- Set problem: Every entry must be given again exactly.

___ Given records ___

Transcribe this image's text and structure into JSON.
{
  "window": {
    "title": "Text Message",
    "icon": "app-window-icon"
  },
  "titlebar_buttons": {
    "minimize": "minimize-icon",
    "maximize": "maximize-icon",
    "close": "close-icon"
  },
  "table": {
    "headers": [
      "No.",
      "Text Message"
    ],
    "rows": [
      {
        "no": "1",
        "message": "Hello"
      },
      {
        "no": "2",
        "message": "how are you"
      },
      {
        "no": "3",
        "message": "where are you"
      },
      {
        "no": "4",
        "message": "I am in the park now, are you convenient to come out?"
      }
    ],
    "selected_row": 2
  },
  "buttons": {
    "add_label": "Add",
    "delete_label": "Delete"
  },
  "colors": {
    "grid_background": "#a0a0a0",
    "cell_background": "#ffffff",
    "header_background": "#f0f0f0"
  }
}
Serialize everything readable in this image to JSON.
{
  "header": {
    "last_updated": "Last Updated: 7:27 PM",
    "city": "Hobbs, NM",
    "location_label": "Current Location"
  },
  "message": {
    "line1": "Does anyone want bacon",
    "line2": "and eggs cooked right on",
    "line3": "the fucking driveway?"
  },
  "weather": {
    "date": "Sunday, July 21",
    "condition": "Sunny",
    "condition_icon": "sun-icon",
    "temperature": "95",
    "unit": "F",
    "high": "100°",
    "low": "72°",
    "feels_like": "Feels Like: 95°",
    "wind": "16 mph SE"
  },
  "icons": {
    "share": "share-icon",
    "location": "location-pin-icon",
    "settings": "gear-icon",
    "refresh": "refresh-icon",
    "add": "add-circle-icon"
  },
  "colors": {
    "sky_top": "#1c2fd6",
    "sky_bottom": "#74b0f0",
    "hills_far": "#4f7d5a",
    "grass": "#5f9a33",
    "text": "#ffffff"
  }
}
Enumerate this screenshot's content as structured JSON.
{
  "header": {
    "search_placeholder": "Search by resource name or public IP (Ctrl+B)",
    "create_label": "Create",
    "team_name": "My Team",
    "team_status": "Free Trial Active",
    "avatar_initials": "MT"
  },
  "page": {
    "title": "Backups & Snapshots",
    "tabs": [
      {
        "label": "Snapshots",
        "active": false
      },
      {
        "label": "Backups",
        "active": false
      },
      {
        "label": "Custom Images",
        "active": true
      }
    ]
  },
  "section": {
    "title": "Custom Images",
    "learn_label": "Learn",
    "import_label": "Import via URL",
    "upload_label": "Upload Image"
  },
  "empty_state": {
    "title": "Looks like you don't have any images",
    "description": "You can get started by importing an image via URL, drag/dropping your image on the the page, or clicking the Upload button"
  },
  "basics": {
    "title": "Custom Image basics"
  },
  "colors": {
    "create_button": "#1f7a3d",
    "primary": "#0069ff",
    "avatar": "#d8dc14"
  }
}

___

- Finished exercise:
Transcribe this image's text and structure into JSON.
{
  "window": {
    "title": "Text Message",
    "icon": "app-window-icon"
  },
  "titlebar_buttons": {
    "minimize": "minimize-icon",
    "maximize": "maximize-icon",
    "close": "close-icon"
  },
  "table": {
    "headers": [
      "No.",
      "Text Message"
    ],
    "rows": [
      {
        "no": "1",
        "message": "Hello"
      },
      {
        "no": "2",
        "message": "how are you"
      },
      {
        "no": "3",
        "message": "where are you"
      },
      {
        "no": "4",
        "message": "I am in the park now, are you convenient to come out?"
      }
    ],
    "selected_row": 2
  },
  "buttons": {
    "add_label": "Add",
    "delete_label": "Delete"
  },
  "colors": {
    "grid_background": "#a0a0a0",
    "cell_background": "#ffffff",
    "header_background": "#f0f0f0"
  }
}
Serialize everything readable in this image to JSON.
{
  "header": {
    "last_updated": "Last Updated: 7:27 PM",
    "city": "Hobbs, NM",
    "location_label": "Current Location"
  },
  "message": {
    "line1": "Does anyone want bacon",
    "line2": "and eggs cooked right on",
    "line3": "the fucking driveway?"
  },
  "weather": {
    "date": "Sunday, July 21",
    "condition": "Sunny",
    "condition_icon": "sun-icon",
    "temperature": "95",
    "unit": "F",
    "high": "100°",
    "low": "72°",
    "feels_like": "Feels Like: 95°",
    "wind": "16 mph SE"
  },
  "icons": {
    "share": "share-icon",
    "location": "location-pin-icon",
    "settings": "gear-icon",
    "refresh": "refresh-icon",
    "add": "add-circle-icon"
  },
  "colors": {
    "sky_top": "#1c2fd6",
    "sky_bottom": "#74b0f0",
    "hills_far": "#4f7d5a",
    "grass": "#5f9a33",
    "text": "#ffffff"
  }
}
Enumerate this screenshot's content as structured JSON.
{
  "header": {
    "search_placeholder": "Search by resource name or public IP (Ctrl+B)",
    "create_label": "Create",
    "team_name": "My Team",
    "team_status": "Free Trial Active",
    "avatar_initials": "MT"
  },
  "page": {
    "title": "Backups & Snapshots",
    "tabs": [
      {
        "label": "Snapshots",
        "active": false
      },
      {
        "label": "Backups",
        "active": false
      },
      {
        "label": "Custom Images",
        "active": true
      }
    ]
  },
  "section": {
    "title": "Custom Images",
    "learn_label": "Learn",
    "import_label": "Import via URL",
    "upload_label": "Upload Image"
  },
  "empty_state": {
    "title": "Looks like you don't have any images",
    "description": "You can get started by importing an image via URL, drag/dropping your image on the the page, or clicking the Upload button"
  },
  "basics": {
    "title": "Custom Image basics"
  },
  "colors": {
    "create_button": "#1f7a3d",
    "primary": "#0069ff",
    "avatar": "#d8dc14"
  }
}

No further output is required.